- Set task
Entries follow. Set all of them down as they stand.

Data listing
▼

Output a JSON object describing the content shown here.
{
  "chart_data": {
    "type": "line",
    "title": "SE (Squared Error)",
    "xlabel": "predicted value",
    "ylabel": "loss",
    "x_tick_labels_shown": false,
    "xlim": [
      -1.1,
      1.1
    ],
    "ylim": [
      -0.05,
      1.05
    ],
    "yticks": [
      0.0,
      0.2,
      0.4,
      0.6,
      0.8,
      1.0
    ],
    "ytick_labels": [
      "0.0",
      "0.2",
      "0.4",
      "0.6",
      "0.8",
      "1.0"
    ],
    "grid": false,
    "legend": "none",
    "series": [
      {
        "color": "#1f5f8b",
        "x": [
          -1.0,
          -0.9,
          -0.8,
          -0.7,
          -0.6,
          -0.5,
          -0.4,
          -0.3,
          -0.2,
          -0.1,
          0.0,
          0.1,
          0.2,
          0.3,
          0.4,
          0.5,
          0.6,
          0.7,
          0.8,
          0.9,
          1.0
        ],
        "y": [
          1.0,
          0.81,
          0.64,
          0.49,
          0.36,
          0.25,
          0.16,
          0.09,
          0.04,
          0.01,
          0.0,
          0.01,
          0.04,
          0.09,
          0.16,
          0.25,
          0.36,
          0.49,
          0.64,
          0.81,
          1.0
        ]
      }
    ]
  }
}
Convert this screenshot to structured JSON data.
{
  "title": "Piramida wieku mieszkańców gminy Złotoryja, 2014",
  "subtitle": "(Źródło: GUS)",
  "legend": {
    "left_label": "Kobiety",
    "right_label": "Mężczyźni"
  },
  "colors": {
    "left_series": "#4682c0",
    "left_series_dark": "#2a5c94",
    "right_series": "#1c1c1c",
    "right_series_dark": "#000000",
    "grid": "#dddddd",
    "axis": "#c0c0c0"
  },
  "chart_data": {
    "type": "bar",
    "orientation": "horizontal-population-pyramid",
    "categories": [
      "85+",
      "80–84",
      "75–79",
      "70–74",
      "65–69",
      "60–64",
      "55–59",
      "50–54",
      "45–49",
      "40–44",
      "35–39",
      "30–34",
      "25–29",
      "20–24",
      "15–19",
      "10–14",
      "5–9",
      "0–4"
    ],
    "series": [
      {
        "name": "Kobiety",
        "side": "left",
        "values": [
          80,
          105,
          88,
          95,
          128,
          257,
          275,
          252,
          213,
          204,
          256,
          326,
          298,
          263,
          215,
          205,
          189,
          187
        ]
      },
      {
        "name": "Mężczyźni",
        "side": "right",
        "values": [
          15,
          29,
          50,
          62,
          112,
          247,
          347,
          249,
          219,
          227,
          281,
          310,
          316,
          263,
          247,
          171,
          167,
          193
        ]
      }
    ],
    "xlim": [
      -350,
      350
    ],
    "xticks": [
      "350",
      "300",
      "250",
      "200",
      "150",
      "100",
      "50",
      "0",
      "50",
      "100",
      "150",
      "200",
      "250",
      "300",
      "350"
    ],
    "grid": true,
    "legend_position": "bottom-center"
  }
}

▲

- Worked answer
Output a JSON object describing the content shown here.
{
  "chart_data": {
    "type": "line",
    "title": "SE (Squared Error)",
    "xlabel": "predicted value",
    "ylabel": "loss",
    "x_tick_labels_shown": false,
    "xlim": [
      -1.1,
      1.1
    ],
    "ylim": [
      -0.05,
      1.05
    ],
    "yticks": [
      0.0,
      0.2,
      0.4,
      0.6,
      0.8,
      1.0
    ],
    "ytick_labels": [
      "0.0",
      "0.2",
      "0.4",
      "0.6",
      "0.8",
      "1.0"
    ],
    "grid": false,
    "legend": "none",
    "series": [
      {
        "color": "#1f5f8b",
        "x": [
          -1.0,
          -0.9,
          -0.8,
          -0.7,
          -0.6,
          -0.5,
          -0.4,
          -0.3,
          -0.2,
          -0.1,
          0.0,
          0.1,
          0.2,
          0.3,
          0.4,
          0.5,
          0.6,
          0.7,
          0.8,
          0.9,
          1.0
        ],
        "y": [
          1.0,
          0.81,
          0.64,
          0.49,
          0.36,
          0.25,
          0.16,
          0.09,
          0.04,
          0.01,
          0.0,
          0.01,
          0.04,
          0.09,
          0.16,
          0.25,
          0.36,
          0.49,
          0.64,
          0.81,
          1.0
        ]
      }
    ]
  }
}
Convert this screenshot to structured JSON data.
{
  "title": "Piramida wieku mieszkańców gminy Złotoryja, 2014",
  "subtitle": "(Źródło: GUS)",
  "legend": {
    "left_label": "Kobiety",
    "right_label": "Mężczyźni"
  },
  "colors": {
    "left_series": "#4682c0",
    "left_series_dark": "#2a5c94",
    "right_series": "#1c1c1c",
    "right_series_dark": "#000000",
    "grid": "#dddddd",
    "axis": "#c0c0c0"
  },
  "chart_data": {
    "type": "bar",
    "orientation": "horizontal-population-pyramid",
    "categories": [
      "85+",
      "80–84",
      "75–79",
      "70–74",
      "65–69",
      "60–64",
      "55–59",
      "50–54",
      "45–49",
      "40–44",
      "35–39",
      "30–34",
      "25–29",
      "20–24",
      "15–19",
      "10–14",
      "5–9",
      "0–4"
    ],
    "series": [
      {
        "name": "Kobiety",
        "side": "left",
        "values": [
          80,
          105,
          88,
          95,
          128,
          257,
          275,
          252,
          213,
          204,
          256,
          326,
          298,
          263,
          215,
          205,
          189,
          187
        ]
      },
      {
        "name": "Mężczyźni",
        "side": "right",
        "values": [
          15,
          29,
          50,
          62,
          112,
          247,
          347,
          249,
          219,
          227,
          281,
          310,
          316,
          263,
          247,
          171,
          167,
          193
        ]
      }
    ],
    "xlim": [
      -350,
      350
    ],
    "xticks": [
      "350",
      "300",
      "250",
      "200",
      "150",
      "100",
      "50",
      "0",
      "50",
      "100",
      "150",
      "200",
      "250",
      "300",
      "350"
    ],
    "grid": true,
    "legend_position": "bottom-center"
  }
}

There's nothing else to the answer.